- The problem: Will you print the material below without altering a single character?

[Source records]
-=-=-=-=-

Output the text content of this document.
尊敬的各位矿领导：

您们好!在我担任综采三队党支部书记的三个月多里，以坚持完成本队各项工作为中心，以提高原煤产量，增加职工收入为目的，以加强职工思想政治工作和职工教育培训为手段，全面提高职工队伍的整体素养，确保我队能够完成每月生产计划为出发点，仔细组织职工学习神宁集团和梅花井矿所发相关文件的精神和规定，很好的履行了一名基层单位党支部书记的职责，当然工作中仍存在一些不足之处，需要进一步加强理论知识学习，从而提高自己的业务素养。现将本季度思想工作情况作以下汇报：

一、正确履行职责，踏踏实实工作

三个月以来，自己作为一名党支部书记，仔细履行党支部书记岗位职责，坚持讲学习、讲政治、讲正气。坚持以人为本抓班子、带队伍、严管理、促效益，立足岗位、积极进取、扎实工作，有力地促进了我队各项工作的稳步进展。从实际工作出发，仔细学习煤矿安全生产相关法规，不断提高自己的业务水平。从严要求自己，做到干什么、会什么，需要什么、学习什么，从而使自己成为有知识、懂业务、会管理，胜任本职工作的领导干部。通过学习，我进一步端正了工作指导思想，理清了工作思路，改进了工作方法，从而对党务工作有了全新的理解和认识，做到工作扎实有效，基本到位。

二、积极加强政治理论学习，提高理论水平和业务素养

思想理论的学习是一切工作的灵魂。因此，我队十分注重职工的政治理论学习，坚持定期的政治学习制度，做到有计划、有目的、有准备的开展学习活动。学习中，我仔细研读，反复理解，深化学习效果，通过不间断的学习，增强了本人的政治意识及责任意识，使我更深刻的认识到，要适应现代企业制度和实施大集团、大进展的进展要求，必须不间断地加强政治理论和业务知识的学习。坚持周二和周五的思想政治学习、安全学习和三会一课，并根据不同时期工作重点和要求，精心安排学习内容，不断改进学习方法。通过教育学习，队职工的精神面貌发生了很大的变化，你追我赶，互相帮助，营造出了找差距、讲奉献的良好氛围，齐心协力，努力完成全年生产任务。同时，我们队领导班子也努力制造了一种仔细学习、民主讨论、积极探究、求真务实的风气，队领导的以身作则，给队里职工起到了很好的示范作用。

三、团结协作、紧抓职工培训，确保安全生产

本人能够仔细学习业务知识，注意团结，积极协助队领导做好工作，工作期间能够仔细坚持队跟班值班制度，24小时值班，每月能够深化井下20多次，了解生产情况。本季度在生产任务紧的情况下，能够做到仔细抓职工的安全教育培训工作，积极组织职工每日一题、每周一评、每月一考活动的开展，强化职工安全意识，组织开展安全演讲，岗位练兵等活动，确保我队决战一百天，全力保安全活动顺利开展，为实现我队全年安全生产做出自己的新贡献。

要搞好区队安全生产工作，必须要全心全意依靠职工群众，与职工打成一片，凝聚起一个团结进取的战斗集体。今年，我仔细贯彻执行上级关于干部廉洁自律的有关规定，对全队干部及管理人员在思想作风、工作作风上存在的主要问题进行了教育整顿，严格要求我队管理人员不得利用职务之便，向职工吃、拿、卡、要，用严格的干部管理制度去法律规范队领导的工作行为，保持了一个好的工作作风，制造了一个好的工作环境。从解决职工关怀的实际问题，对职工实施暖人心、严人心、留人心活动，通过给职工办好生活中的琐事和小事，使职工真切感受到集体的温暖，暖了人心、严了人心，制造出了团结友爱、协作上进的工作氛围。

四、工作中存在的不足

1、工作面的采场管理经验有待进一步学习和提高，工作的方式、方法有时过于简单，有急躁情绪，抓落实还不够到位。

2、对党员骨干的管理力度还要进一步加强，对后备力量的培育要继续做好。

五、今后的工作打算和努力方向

-=-=-=-=-

- Task solution:
Output the text content of this document.
尊敬的各位矿领导：

您们好!在我担任综采三队党支部书记的三个月多里，以坚持完成本队各项工作为中心，以提高原煤产量，增加职工收入为目的，以加强职工思想政治工作和职工教育培训为手段，全面提高职工队伍的整体素养，确保我队能够完成每月生产计划为出发点，仔细组织职工学习神宁集团和梅花井矿所发相关文件的精神和规定，很好的履行了一名基层单位党支部书记的职责，当然工作中仍存在一些不足之处，需要进一步加强理论知识学习，从而提高自己的业务素养。现将本季度思想工作情况作以下汇报：

一、正确履行职责，踏踏实实工作

三个月以来，自己作为一名党支部书记，仔细履行党支部书记岗位职责，坚持讲学习、讲政治、讲正气。坚持以人为本抓班子、带队伍、严管理、促效益，立足岗位、积极进取、扎实工作，有力地促进了我队各项工作的稳步进展。从实际工作出发，仔细学习煤矿安全生产相关法规，不断提高自己的业务水平。从严要求自己，做到干什么、会什么，需要什么、学习什么，从而使自己成为有知识、懂业务、会管理，胜任本职工作的领导干部。通过学习，我进一步端正了工作指导思想，理清了工作思路，改进了工作方法，从而对党务工作有了全新的理解和认识，做到工作扎实有效，基本到位。

二、积极加强政治理论学习，提高理论水平和业务素养

思想理论的学习是一切工作的灵魂。因此，我队十分注重职工的政治理论学习，坚持定期的政治学习制度，做到有计划、有目的、有准备的开展学习活动。学习中，我仔细研读，反复理解，深化学习效果，通过不间断的学习，增强了本人的政治意识及责任意识，使我更深刻的认识到，要适应现代企业制度和实施大集团、大进展的进展要求，必须不间断地加强政治理论和业务知识的学习。坚持周二和周五的思想政治学习、安全学习和三会一课，并根据不同时期工作重点和要求，精心安排学习内容，不断改进学习方法。通过教育学习，队职工的精神面貌发生了很大的变化，你追我赶，互相帮助，营造出了找差距、讲奉献的良好氛围，齐心协力，努力完成全年生产任务。同时，我们队领导班子也努力制造了一种仔细学习、民主讨论、积极探究、求真务实的风气，队领导的以身作则，给队里职工起到了很好的示范作用。

三、团结协作、紧抓职工培训，确保安全生产

本人能够仔细学习业务知识，注意团结，积极协助队领导做好工作，工作期间能够仔细坚持队跟班值班制度，24小时值班，每月能够深化井下20多次，了解生产情况。本季度在生产任务紧的情况下，能够做到仔细抓职工的安全教育培训工作，积极组织职工每日一题、每周一评、每月一考活动的开展，强化职工安全意识，组织开展安全演讲，岗位练兵等活动，确保我队决战一百天，全力保安全活动顺利开展，为实现我队全年安全生产做出自己的新贡献。

要搞好区队安全生产工作，必须要全心全意依靠职工群众，与职工打成一片，凝聚起一个团结进取的战斗集体。今年，我仔细贯彻执行上级关于干部廉洁自律的有关规定，对全队干部及管理人员在思想作风、工作作风上存在的主要问题进行了教育整顿，严格要求我队管理人员不得利用职务之便，向职工吃、拿、卡、要，用严格的干部管理制度去法律规范队领导的工作行为，保持了一个好的工作作风，制造了一个好的工作环境。从解决职工关怀的实际问题，对职工实施暖人心、严人心、留人心活动，通过给职工办好生活中的琐事和小事，使职工真切感受到集体的温暖，暖了人心、严了人心，制造出了团结友爱、协作上进的工作氛围。

四、工作中存在的不足

1、工作面的采场管理经验有待进一步学习和提高，工作的方式、方法有时过于简单，有急躁情绪，抓落实还不够到位。

2、对党员骨干的管理力度还要进一步加强，对后备力量的培育要继续做好。

五、今后的工作打算和努力方向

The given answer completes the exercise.